Aimée Bender, La Singulière tristesse du gâteau au citron

... aux éditions de l’Olivier. Très étrange roman, surprenant, où « dans l’un des nombreux centres-ville de Los Angeles », un quartier résidentiel agréable et verdoyant quoique enserré entre diverses autoroutes, vit une famille américaine apparemment normale : le père, Paul Edelstein, avocat, la mère, au foyer, Lane, et les deux enfants, Joseph et Rose, Rosie lorsqu’elle est petite. Famille apparemment normale, mais de plus en plus, comment dire ? mécanique et fantomatique au fur et à mesure que le temps passe. C’est que Joseph, enfant brillant, lointain, passionné d’astronomie et de physique, devient chaque jour plus insaisissable, plus absent au sens le plus physique du terme. Mais surtout que Rosie a eu depuis les premières pages du roman, à l’âge de 9 ans, une sorte de révélation : elle peut sentir, jusqu’à la terreur ou à la nausée, à travers les aliments qu’elle consomme, outre leur origine la plus précise, l’humeur de ceux qui les ont confectionnés. La mélancolie et le sentiment d’étouffement de sa mère, par exemple, qui va au cours des années suivantes se vouer à l’apprentissage de l’ébénisterie et à la confection de meubles. Il y a encore la grand-mère maternelle, la seule survivante des quatre ascendants. Elle habite au nord de l’état de Washington, ne se déplace jamais pour aller rendre visite aux siens, auxquels elle adresse de plus en plus fréquemment des colis remplis d’objets hétéroclites, inutiles, une tasse ébréchée, un vieux torchon orné d’un motif de roses aux couleurs réversibles destiné à Rosie qui s’en éprend incontinent, comme Joseph s’éprendra plus tard des chaises pliantes d’aluminium gris Morehead assorties à une table de jeu, qu’il emportera dans sa chambre d’étudiant.

__CONSIGNES__
**1)** Répondez aux questions suivantes d'après l'extrait.
(a) Quelle profession exerce Paul Edelstein ?
(b) À quel âge Rosie a-t-elle sa révélation ?
(c) Où habite la grand-mère maternelle ?
**2)** Traduisez en anglais cette phrase de l'extrait : « Il y a encore la grand-mère maternelle, la seule survivante des quatre ascendants. »

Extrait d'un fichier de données

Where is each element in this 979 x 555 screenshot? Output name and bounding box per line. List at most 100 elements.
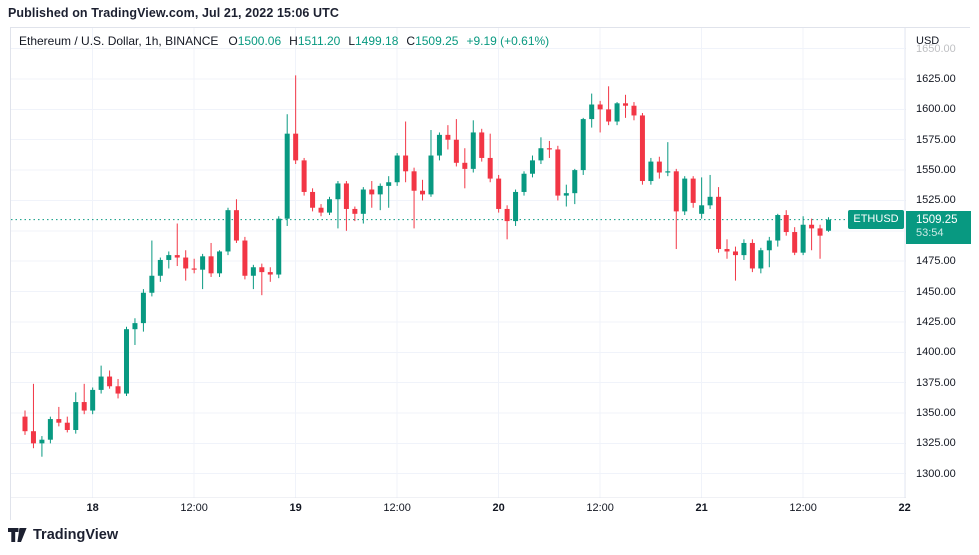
ohlc-high: H1511.20 — [289, 34, 340, 48]
candle-down — [673, 168, 679, 250]
candle-down — [487, 133, 493, 183]
candle-down — [174, 223, 180, 267]
candle-up — [699, 177, 705, 219]
candle-up — [149, 240, 155, 297]
price-tick-faded: 1650.00 — [916, 43, 956, 55]
price-tick-label: 1550.00 — [916, 164, 956, 177]
candle-down — [749, 239, 755, 273]
candle-down — [369, 181, 375, 208]
candle-down — [233, 199, 239, 243]
time-tick-label: 12:00 — [180, 502, 208, 514]
time-tick-label: 12:00 — [789, 502, 817, 514]
price-tick-label: 1525.00 — [916, 194, 956, 207]
tradingview-logo-text: TradingView — [33, 527, 119, 543]
tradingview-logo[interactable]: TradingView — [8, 527, 118, 543]
price-tick-label: 1425.00 — [916, 315, 956, 328]
change-value: +9.19 (+0.61%) — [466, 34, 550, 48]
candle-up — [200, 253, 206, 290]
candle-down — [64, 416, 70, 433]
high-label: H — [289, 34, 298, 48]
candle-up — [572, 168, 578, 205]
candle-down — [555, 145, 561, 201]
candle-down — [606, 86, 612, 126]
candle-up — [428, 130, 434, 197]
last-price-value: 1509.25 — [916, 213, 958, 226]
high-value: 1511.20 — [297, 34, 341, 48]
candle-down — [479, 128, 485, 162]
candle-up — [39, 436, 45, 457]
candle-up — [73, 392, 79, 434]
price-tick-label: 1575.00 — [916, 133, 956, 146]
candle-down — [453, 119, 459, 167]
candle-down — [639, 113, 645, 185]
candle-up — [98, 365, 104, 394]
footer: TradingView — [8, 527, 118, 543]
ohlc-close: C1509.25 — [406, 34, 458, 48]
time-tick-label: 20 — [492, 502, 505, 514]
candle-down — [732, 246, 738, 281]
candle-up — [682, 176, 688, 216]
candle-down — [690, 176, 696, 208]
candle-down — [420, 179, 426, 201]
candle-down — [783, 210, 789, 236]
tradingview-logo-icon — [8, 527, 27, 543]
price-tick-label: 1475.00 — [916, 255, 956, 268]
candle-up — [614, 102, 620, 126]
candle-down — [724, 239, 730, 259]
candle-up — [166, 251, 172, 269]
candle-down — [208, 242, 214, 277]
candle-down — [56, 406, 62, 427]
candle-down — [403, 121, 409, 183]
candlestick-chart[interactable] — [11, 28, 971, 521]
price-tick-label: 1350.00 — [916, 406, 956, 419]
candle-up — [90, 387, 96, 415]
candle-down — [183, 250, 189, 281]
price-tick-label: 1400.00 — [916, 346, 956, 359]
currency-label: USD — [916, 35, 940, 47]
symbol-price-flag: ETHUSD — [848, 210, 904, 230]
candle-up — [800, 216, 806, 256]
candle-up — [580, 117, 586, 175]
candle-up — [377, 183, 383, 211]
candle-down — [30, 383, 36, 449]
time-tick-label: 12:00 — [383, 502, 411, 514]
candle-up — [775, 213, 781, 247]
candle-down — [792, 227, 798, 256]
candle-down — [22, 410, 28, 435]
low-label: L — [348, 34, 355, 48]
candle-up — [766, 236, 772, 268]
candle-down — [623, 94, 629, 118]
candle-down — [656, 156, 662, 179]
candle-up — [436, 132, 442, 161]
candle-up — [529, 155, 535, 178]
last-price-badge: 1509.25 53:54 — [906, 210, 971, 244]
candle-up — [123, 326, 129, 396]
price-tick-label: 1600.00 — [916, 103, 956, 116]
candle-down — [597, 100, 603, 133]
candle-up — [741, 239, 747, 260]
ohlc-low: L1499.18 — [348, 34, 398, 48]
low-value: 1499.18 — [355, 34, 399, 48]
candle-up — [47, 416, 53, 444]
price-tick-label: 1625.00 — [916, 73, 956, 85]
open-value: 1500.06 — [237, 34, 282, 48]
candle-up — [758, 247, 764, 274]
candle-up — [157, 257, 163, 282]
candle-up — [276, 216, 282, 279]
symbol-title: Ethereum / U.S. Dollar, 1h, BINANCE — [19, 34, 219, 48]
time-tick-label: 21 — [695, 502, 708, 514]
price-axis[interactable]: USD 1650.00 1625.00 1600.00 1575.00 1550.00… — [906, 28, 971, 498]
published-line: Published on TradingView.com, Jul 21, 20… — [8, 6, 339, 20]
price-tick-label: 1300.00 — [916, 467, 956, 480]
time-axis[interactable]: 18 12:00 19 12:00 20 12:00 21 12:00 22 — [11, 498, 971, 521]
time-tick-label: 19 — [289, 502, 302, 514]
candle-down — [301, 157, 307, 196]
candle-down — [267, 267, 273, 282]
candle-up — [665, 142, 671, 177]
candle-down — [310, 188, 316, 212]
candle-up — [826, 217, 832, 232]
candle-up — [217, 250, 223, 277]
candle-up — [225, 207, 231, 256]
time-tick-label: 22 — [898, 502, 911, 514]
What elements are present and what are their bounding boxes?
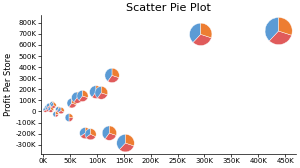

__RÉPONSES ATTENDUES__
**1)**
(a) Il est avocat.
(b) À 9 ans.
(c) Au nord de l'état de Washington.

**2)** There is also the maternal grandmother, the only one still living of the four grandparents.